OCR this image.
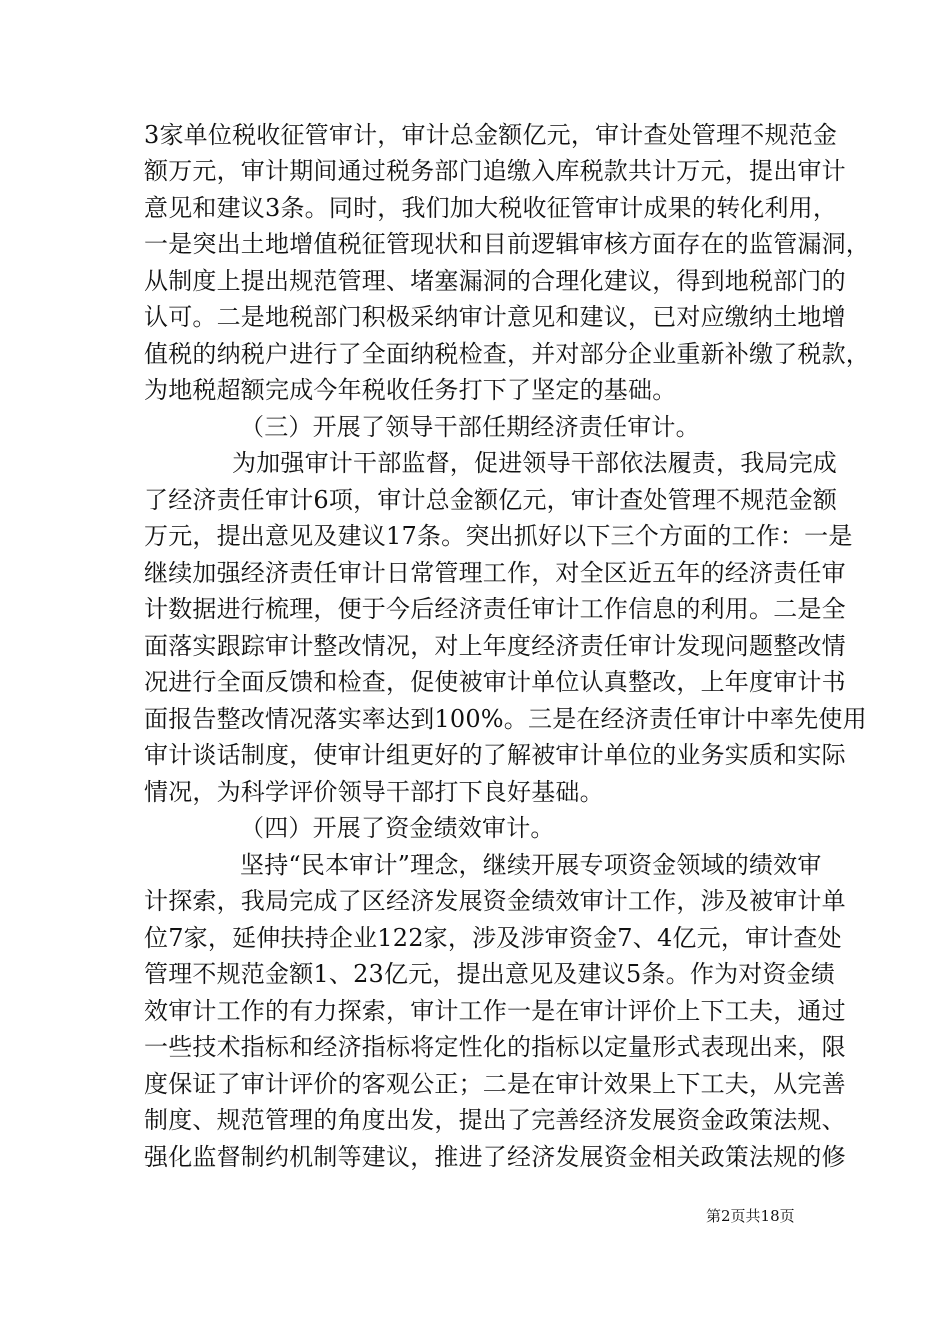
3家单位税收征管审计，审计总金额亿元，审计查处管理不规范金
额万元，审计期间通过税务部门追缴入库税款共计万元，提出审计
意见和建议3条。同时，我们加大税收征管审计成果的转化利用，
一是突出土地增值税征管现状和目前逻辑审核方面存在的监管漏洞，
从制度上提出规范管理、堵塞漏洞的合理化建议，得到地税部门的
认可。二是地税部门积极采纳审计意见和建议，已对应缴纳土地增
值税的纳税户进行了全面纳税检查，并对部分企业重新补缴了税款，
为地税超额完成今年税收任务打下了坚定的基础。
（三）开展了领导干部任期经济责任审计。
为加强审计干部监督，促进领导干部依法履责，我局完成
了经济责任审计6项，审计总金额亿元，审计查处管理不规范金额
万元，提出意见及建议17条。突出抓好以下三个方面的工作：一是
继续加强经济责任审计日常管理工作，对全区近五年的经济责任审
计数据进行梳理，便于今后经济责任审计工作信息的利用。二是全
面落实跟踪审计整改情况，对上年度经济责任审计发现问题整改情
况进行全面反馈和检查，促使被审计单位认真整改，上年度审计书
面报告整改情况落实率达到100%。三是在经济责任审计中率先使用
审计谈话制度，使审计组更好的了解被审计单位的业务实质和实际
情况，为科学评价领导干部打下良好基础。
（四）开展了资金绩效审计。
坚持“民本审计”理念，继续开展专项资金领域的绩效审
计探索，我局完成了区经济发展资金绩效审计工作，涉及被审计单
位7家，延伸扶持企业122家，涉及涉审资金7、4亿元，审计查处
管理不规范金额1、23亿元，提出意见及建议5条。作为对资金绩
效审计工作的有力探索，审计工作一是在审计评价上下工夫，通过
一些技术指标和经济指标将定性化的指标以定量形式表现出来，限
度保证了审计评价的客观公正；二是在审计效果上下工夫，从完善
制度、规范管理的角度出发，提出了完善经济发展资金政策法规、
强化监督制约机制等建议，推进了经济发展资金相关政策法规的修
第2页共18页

* * * * * * * * *

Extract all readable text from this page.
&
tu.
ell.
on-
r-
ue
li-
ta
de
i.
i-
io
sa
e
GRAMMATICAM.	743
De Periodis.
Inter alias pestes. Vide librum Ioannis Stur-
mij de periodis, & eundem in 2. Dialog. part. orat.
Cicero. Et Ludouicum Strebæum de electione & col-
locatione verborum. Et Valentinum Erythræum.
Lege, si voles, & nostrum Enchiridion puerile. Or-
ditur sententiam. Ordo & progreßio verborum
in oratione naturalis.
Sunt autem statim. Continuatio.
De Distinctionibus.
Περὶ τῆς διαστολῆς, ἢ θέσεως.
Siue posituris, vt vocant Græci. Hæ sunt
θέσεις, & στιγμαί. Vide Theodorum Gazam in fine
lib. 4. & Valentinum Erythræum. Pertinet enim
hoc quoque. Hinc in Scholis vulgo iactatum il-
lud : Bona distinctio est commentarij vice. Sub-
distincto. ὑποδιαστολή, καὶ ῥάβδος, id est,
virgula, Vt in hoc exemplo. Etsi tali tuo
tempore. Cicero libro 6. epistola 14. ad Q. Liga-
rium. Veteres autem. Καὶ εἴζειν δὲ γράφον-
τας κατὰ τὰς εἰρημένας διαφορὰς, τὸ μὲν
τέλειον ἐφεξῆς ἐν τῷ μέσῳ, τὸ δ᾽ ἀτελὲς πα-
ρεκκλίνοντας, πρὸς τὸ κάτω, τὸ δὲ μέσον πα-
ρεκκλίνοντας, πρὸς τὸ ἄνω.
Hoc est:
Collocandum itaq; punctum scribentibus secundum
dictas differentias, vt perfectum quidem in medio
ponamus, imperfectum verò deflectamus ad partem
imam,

* * * * * * * * *

How many of the lines above include the string "this"? Answer with the number only.

_Result:_ 2